AMICI: Amorphous Microstructure Imaging at Composite Interfaces in Metal-Organic Frameworks

Lead Research Organisation: University of Leeds
Department Name: Chemical and Process Engineering

Abstract

Reducing emissions requires advances in separations (replace energy-intensive distillations), fuel cells (use robust, low-cost membranes), and high-efficiency lighting (encapsulate halide perovskites), all relying on efficient control of chemical transport. Metal-organic frameworks (MOFs), consisting of metal nodes linked by organic molecules in characteristically porous networks, are poised to accelerate energy savings if we can harness their structural and chemical selectivity. Yet device integration is challenging. Most often prepared as crystalline powders, fusing MOFs with polymers or glasses made from other MOFs creates device-compatible forms. In turn, interfacial interactions boost gas uptake, proton conductivity, and luminescence. However, the defining non-periodic structures remain unresolved. This project will unveil the microscopic structural variety in MOF composites by determining the atomic structure of amorphous components, distortions in crystals, and changes at interfaces.

My ambitious research programme will build a nanoscale version of the technique known as electron pair distribution function analysis for MOF/MOF, MOF/polymer, and MOF/perovskite composites using scanning transmission electron microscopy. Now uniting cryogenic, low-dose microscopy and precession electron optics, I will make direct microscopic observations to answer questions on how MOFs melt and form glasses, how guest molecules move through MOFs, and how molecules traverse MOF/polymer membranes. Together with dynamic and multi-scale microscopies, I will combine these tools to track water transport in a model fuel cell membrane. Only through developing nanometre-resolved imaging of amorphous microstructure (domain size, shape, composition, and atomic structure descriptors across interfaces) will it be possible to determine precise structure-function relationships and rationally design host-guest and matrix-filler interactions to realise the potential of MOF technologies.

——

» APPLY WHAT YOU READ:
(1) Translate this sentence from the MOF research abstract into Spanish: "In turn, interfacial interactions boost gas uptake, proton conductivity, and luminescence."
(2) According to the MOF research abstract, which composite types will the nanoscale electron pair distribution function technique be built for? List them all.
The rows that follow have no connection to the MOF research abstract.

——

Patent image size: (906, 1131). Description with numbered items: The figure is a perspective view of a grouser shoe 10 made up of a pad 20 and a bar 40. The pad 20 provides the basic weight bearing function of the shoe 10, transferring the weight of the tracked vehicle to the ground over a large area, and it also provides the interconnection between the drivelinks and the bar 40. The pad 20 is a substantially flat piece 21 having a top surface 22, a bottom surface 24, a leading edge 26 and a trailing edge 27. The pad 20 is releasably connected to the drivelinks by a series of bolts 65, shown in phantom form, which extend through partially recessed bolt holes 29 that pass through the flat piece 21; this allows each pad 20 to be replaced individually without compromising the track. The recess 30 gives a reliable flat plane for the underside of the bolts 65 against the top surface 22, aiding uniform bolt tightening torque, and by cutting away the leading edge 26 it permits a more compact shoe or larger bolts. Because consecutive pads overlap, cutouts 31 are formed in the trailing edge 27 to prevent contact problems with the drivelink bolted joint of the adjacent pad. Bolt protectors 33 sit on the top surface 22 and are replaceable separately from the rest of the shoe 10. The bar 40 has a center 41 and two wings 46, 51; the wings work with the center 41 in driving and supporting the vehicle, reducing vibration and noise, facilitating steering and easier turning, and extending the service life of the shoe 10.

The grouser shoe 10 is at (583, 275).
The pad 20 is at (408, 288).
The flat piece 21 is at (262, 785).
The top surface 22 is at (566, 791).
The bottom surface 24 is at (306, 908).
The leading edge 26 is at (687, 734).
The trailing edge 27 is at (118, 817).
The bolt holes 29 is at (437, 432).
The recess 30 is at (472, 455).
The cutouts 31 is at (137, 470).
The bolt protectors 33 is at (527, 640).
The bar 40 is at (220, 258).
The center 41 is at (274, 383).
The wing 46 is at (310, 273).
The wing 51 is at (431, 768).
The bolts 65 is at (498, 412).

——

» RESULTS IN ORDER:
(1) A su vez, las interacciones interfaciales aumentan la captación de gases, la conductividad de protones y la luminiscencia.

(2) MOF/MOF, MOF/polymer, and MOF/perovskite composites.